[Stored data]
=====

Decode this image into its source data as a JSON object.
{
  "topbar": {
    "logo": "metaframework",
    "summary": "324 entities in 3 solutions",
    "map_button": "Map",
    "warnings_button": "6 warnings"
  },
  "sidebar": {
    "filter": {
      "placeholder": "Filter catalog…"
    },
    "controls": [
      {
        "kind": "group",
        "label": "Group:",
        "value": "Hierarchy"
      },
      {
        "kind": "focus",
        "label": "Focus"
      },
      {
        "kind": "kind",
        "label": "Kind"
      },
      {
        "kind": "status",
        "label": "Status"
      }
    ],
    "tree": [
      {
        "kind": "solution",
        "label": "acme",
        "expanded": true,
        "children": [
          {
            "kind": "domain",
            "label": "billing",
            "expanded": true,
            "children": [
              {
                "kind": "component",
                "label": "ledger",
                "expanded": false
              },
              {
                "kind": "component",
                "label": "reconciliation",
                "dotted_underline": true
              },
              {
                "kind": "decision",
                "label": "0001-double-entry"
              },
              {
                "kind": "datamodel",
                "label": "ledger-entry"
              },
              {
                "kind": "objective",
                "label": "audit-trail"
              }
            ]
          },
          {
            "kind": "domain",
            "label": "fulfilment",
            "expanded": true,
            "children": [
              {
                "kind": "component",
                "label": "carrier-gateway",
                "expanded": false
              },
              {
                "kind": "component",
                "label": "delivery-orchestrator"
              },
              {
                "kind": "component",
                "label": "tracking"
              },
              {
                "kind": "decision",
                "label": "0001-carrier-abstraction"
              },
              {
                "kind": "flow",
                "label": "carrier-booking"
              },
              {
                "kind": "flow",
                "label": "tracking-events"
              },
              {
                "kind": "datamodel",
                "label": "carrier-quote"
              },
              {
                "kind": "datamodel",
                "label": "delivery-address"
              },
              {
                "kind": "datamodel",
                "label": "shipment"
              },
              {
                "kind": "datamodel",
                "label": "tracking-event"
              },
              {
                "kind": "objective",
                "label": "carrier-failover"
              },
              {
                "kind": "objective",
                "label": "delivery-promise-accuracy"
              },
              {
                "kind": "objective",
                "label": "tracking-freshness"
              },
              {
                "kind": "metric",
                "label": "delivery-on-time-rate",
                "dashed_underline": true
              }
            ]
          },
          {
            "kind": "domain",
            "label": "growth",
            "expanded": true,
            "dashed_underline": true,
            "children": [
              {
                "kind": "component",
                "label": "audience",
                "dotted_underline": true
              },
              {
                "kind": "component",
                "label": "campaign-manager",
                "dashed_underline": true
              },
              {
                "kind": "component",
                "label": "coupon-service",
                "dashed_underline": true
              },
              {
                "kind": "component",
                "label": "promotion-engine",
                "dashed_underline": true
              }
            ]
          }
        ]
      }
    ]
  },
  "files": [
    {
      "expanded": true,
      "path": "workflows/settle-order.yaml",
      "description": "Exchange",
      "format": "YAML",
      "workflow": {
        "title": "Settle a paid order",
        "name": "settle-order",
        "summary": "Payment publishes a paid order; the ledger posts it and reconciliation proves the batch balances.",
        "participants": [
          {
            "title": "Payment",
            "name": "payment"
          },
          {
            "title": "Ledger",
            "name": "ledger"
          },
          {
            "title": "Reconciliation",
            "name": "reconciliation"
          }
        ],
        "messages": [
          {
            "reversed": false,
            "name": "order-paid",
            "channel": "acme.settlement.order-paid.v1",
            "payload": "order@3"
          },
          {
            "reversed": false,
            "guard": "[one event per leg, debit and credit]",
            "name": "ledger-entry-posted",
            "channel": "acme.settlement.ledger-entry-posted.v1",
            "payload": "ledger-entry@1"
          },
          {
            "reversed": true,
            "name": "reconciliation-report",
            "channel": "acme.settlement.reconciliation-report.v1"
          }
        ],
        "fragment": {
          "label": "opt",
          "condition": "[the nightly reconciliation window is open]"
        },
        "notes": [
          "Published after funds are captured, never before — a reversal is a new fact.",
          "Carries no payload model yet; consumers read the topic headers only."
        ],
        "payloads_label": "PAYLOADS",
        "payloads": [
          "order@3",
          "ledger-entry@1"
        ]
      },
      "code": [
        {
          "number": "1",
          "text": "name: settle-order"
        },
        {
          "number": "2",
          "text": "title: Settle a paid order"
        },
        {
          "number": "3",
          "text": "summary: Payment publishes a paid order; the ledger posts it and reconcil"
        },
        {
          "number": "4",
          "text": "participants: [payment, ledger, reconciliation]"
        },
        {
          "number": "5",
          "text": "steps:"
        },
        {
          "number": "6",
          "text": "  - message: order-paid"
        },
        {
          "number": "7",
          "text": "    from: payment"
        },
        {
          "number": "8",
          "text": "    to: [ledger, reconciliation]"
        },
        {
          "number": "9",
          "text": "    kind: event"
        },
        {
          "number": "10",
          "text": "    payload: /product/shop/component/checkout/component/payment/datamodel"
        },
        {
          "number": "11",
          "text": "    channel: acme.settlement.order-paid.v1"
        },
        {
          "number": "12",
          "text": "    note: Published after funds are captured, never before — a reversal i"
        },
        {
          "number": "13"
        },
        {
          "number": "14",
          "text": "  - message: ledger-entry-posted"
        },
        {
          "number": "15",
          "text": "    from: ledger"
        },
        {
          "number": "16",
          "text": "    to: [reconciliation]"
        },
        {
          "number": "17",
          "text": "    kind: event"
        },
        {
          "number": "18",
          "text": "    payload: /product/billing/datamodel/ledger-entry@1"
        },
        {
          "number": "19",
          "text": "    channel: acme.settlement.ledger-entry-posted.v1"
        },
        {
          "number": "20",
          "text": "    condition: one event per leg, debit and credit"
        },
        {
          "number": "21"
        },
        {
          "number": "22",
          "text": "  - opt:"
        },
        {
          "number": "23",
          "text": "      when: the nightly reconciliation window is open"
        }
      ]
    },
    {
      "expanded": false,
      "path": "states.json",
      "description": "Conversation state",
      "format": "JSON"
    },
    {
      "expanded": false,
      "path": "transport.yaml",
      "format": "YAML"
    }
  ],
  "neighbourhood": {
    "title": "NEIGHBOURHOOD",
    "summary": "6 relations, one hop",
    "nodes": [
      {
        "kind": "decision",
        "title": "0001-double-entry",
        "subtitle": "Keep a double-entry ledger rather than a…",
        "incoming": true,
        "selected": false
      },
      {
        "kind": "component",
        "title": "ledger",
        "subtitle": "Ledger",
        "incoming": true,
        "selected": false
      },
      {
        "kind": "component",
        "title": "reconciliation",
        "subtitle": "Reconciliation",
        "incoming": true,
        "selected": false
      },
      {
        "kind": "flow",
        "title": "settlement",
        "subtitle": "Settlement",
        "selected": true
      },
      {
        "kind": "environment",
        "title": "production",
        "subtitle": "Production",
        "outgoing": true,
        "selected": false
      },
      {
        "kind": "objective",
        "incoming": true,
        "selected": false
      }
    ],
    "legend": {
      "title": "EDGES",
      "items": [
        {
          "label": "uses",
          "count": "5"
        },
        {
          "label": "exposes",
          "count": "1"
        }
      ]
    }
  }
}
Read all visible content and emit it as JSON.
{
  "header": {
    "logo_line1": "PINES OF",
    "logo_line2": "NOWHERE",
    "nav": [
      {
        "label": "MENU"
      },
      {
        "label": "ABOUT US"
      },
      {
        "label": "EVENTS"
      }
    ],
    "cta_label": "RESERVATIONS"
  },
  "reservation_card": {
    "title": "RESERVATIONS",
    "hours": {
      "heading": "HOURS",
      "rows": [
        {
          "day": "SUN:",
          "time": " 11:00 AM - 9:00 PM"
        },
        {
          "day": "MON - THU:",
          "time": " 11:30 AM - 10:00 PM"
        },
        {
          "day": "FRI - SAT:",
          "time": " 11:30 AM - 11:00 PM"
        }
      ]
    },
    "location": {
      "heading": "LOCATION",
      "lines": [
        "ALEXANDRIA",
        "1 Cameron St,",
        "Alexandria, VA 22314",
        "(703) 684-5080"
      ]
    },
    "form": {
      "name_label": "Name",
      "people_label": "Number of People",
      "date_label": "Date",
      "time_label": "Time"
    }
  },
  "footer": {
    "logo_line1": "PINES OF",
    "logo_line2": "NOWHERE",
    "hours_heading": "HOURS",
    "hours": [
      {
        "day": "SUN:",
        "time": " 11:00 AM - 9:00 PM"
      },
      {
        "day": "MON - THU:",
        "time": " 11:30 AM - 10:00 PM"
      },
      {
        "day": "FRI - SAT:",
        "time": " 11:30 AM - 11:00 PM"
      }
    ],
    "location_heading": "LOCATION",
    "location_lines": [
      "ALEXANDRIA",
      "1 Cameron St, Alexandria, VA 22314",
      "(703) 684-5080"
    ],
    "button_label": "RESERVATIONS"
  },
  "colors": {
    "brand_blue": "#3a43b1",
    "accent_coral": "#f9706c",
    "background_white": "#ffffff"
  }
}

=====

Exercise brief =>
Return every line containing "description".

Solution to this exercise =>
      "description": "Exchange",
      "description": "Conversation state",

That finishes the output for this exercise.